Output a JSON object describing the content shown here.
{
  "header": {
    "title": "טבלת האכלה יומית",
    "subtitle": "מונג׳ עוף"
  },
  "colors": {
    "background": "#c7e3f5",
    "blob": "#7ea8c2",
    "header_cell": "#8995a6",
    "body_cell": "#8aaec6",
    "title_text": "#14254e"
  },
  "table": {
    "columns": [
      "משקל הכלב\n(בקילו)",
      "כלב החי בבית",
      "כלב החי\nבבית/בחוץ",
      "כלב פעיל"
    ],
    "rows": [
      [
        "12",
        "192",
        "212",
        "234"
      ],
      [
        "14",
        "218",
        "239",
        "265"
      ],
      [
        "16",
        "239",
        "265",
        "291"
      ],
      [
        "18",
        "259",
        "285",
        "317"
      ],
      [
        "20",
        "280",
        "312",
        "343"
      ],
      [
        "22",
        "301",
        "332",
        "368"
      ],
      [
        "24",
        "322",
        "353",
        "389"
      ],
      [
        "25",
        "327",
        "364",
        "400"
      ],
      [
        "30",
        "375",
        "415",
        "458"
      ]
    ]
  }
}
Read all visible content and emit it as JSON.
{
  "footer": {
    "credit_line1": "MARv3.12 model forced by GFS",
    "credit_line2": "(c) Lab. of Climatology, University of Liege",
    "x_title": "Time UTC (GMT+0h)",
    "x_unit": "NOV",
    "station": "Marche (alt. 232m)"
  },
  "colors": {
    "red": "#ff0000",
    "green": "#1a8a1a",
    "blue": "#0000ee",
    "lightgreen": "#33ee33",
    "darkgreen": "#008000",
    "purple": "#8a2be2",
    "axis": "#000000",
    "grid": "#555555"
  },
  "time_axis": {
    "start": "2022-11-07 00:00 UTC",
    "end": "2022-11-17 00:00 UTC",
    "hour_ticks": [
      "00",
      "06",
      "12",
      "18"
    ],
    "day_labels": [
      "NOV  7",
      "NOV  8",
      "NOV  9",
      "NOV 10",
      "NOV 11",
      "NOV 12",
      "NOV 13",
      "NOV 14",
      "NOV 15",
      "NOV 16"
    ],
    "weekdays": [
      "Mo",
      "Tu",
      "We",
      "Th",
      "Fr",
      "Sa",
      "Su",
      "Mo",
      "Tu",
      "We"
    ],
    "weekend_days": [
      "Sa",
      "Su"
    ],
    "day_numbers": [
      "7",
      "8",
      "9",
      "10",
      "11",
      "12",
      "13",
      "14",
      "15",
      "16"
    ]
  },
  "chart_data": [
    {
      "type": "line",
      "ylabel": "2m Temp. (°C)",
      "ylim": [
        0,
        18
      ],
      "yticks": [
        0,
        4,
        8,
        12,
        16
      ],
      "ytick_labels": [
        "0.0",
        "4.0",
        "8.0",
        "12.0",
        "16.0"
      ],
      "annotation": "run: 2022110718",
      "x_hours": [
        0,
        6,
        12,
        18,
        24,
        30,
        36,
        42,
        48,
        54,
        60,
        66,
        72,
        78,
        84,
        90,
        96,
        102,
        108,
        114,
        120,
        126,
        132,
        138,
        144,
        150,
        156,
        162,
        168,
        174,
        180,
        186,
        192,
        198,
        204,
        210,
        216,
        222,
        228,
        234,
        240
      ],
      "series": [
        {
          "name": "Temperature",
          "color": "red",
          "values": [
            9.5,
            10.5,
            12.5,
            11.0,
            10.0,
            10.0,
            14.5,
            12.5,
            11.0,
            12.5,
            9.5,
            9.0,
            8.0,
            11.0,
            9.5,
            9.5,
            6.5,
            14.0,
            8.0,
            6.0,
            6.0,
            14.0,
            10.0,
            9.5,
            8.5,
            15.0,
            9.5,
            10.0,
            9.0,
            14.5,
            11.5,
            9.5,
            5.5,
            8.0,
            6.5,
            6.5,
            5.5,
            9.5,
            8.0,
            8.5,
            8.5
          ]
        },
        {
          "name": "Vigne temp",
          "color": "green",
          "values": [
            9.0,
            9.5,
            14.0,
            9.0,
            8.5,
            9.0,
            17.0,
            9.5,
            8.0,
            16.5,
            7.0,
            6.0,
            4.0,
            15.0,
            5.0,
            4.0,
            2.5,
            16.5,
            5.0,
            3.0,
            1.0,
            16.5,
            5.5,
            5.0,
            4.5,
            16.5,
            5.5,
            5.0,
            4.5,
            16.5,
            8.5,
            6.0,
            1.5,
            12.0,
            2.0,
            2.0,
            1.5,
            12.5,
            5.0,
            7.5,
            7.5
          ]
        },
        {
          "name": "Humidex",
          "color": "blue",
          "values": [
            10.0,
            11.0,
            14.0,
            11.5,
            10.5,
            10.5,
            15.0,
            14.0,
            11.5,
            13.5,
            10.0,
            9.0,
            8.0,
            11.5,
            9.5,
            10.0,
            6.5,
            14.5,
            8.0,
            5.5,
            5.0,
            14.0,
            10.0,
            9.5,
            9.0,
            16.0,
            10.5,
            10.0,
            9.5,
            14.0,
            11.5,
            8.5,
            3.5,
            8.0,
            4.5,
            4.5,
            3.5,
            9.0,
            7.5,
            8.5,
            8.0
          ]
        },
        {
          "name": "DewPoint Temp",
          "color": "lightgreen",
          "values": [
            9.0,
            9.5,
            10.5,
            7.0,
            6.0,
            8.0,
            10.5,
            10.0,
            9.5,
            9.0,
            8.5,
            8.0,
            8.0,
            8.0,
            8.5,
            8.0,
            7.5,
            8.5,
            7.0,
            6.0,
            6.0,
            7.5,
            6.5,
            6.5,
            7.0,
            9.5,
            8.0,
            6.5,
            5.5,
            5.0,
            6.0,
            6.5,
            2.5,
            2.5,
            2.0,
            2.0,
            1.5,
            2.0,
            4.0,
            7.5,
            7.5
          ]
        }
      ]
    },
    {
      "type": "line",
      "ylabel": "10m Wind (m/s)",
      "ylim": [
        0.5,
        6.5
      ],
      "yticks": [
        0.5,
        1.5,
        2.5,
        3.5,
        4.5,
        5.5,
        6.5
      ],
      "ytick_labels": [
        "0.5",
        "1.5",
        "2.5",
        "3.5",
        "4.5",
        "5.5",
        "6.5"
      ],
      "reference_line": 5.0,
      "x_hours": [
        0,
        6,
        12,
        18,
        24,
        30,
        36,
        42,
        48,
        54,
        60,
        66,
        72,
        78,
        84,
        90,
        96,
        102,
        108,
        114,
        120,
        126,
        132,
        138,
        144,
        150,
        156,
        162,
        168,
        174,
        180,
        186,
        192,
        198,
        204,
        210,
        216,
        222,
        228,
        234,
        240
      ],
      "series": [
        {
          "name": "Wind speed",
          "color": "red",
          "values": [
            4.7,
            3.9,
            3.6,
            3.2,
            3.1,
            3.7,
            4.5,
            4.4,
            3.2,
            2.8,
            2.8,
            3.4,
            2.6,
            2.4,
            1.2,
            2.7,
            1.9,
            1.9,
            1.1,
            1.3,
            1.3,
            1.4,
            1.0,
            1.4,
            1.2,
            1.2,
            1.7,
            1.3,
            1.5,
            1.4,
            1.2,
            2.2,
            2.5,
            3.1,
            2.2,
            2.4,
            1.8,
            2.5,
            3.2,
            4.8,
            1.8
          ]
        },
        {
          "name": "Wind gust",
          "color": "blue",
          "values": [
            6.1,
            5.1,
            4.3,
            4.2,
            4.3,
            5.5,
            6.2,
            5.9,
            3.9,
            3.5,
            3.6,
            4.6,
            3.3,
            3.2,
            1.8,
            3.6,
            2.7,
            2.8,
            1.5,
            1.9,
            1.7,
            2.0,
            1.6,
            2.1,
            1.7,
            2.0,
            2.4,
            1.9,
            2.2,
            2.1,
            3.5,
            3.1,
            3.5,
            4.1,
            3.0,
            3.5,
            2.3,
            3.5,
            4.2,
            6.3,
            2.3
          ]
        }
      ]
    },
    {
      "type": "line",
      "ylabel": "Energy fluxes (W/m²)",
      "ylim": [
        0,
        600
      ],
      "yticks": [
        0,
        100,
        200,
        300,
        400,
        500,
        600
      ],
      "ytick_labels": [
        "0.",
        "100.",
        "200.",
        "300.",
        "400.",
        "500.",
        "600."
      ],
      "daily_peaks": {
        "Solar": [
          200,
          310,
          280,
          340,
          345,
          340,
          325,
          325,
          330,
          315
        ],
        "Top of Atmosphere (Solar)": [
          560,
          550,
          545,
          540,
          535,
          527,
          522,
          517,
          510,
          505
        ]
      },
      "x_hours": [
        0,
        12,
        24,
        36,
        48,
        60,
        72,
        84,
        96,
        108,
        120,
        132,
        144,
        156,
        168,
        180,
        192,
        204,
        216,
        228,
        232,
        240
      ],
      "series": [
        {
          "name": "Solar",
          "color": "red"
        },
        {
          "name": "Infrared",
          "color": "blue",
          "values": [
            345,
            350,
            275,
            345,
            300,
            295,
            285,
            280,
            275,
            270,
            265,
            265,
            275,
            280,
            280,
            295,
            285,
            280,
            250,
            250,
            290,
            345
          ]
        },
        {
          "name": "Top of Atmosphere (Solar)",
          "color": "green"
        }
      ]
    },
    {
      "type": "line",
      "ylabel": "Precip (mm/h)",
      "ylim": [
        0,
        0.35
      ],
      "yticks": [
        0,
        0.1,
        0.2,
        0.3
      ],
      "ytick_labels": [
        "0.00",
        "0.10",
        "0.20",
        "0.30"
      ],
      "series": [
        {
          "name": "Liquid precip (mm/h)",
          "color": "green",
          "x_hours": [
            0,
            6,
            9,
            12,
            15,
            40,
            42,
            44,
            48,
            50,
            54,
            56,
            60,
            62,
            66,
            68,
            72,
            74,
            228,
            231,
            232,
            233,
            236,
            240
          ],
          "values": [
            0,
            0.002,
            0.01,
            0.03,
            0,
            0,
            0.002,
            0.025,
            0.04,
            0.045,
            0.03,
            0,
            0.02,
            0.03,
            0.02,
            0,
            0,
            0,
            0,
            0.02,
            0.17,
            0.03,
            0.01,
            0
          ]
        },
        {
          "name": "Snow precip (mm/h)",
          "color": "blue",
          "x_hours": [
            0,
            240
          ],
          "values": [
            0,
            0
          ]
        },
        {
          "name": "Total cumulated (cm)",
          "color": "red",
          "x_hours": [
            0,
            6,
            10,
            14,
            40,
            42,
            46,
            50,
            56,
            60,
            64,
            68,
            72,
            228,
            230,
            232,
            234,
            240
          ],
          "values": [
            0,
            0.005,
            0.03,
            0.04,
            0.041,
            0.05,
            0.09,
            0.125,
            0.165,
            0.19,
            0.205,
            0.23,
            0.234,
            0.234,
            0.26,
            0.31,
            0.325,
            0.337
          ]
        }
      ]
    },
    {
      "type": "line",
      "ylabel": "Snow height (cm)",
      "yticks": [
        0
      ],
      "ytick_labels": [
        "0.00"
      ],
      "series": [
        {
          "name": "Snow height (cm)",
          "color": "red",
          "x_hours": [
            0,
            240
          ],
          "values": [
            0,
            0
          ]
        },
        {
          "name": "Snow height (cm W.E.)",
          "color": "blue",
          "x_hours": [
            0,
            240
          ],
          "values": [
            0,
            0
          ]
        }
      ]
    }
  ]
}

○ ○ ○

> DESCRIPTION OF THE TASK: From the data above, copy each line that holds "content".

> REPLY TO THE TASK:
Output a JSON object describing the content shown here.
Read all visible content and emit it as JSON.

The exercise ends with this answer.